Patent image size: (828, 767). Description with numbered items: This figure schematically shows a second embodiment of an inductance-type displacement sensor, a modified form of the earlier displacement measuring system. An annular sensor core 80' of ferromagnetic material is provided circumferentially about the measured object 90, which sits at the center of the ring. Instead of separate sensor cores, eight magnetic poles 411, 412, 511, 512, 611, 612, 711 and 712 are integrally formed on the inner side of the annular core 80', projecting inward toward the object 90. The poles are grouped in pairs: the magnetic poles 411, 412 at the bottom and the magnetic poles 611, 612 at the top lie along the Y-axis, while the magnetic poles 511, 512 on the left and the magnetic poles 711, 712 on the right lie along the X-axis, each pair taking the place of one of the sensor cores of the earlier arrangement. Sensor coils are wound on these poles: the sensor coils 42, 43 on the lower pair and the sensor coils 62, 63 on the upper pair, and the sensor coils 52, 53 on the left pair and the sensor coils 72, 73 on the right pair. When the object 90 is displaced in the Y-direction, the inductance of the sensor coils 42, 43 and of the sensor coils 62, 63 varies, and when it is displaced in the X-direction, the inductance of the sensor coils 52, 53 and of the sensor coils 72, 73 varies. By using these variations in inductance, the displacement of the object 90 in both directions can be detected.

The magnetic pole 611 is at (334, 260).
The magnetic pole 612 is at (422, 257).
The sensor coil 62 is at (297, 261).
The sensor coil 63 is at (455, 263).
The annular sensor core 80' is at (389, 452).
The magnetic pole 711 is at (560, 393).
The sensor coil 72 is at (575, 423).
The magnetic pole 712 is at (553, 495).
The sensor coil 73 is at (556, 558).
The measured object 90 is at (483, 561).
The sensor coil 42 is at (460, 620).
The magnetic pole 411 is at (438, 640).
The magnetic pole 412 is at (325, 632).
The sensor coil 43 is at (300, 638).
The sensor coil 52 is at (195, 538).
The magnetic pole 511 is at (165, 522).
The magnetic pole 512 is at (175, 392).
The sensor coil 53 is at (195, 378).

YOUR OBJECTIVE: Convert every line in the entries above into a numbered list, leaving out the blank lines.

SOLUTION BELOW:
1. Patent image size: (828, 767). Description with numbered items: This figure schematically shows a second embodiment of an inductance-type displacement sensor, a modified form of the earlier displacement measuring system. An annular sensor core 80' of ferromagnetic material is provided circumferentially about the measured object 90, which sits at the center of the ring. Instead of separate sensor cores, eight magnetic poles 411, 412, 511, 512, 611, 612, 711 and 712 are integrally formed on the inner side of the annular core 80', projecting inward toward the object 90. The poles are grouped in pairs: the magnetic poles 411, 412 at the bottom and the magnetic poles 611, 612 at the top lie along the Y-axis, while the magnetic poles 511, 512 on the left and the magnetic poles 711, 712 on the right lie along the X-axis, each pair taking the place of one of the sensor cores of the earlier arrangement. Sensor coils are wound on these poles: the sensor coils 42, 43 on the lower pair and the sensor coils 62, 63 on the upper pair, and the sensor coils 52, 53 on the left pair and the sensor coils 72, 73 on the right pair. When the object 90 is displaced in the Y-direction, the inductance of the sensor coils 42, 43 and of the sensor coils 62, 63 varies, and when it is displaced in the X-direction, the inductance of the sensor coils 52, 53 and of the sensor coils 72, 73 varies. By using these variations in inductance, the displacement of the object 90 in both directions can be detected.
2. The magnetic pole 611 is at (334, 260).
3. The magnetic pole 612 is at (422, 257).
4. The sensor coil 62 is at (297, 261).
5. The sensor coil 63 is at (455, 263).
6. The annular sensor core 80' is at (389, 452).
7. The magnetic pole 711 is at (560, 393).
8. The sensor coil 72 is at (575, 423).
9. The magnetic pole 712 is at (553, 495).
10. The sensor coil 73 is at (556, 558).
11. The measured object 90 is at (483, 561).
12. The sensor coil 42 is at (460, 620).
13. The magnetic pole 411 is at (438, 640).
14. The magnetic pole 412 is at (325, 632).
15. The sensor coil 43 is at (300, 638).
16. The sensor coil 52 is at (195, 538).
17. The magnetic pole 511 is at (165, 522).
18. The magnetic pole 512 is at (175, 392).
19. The sensor coil 53 is at (195, 378).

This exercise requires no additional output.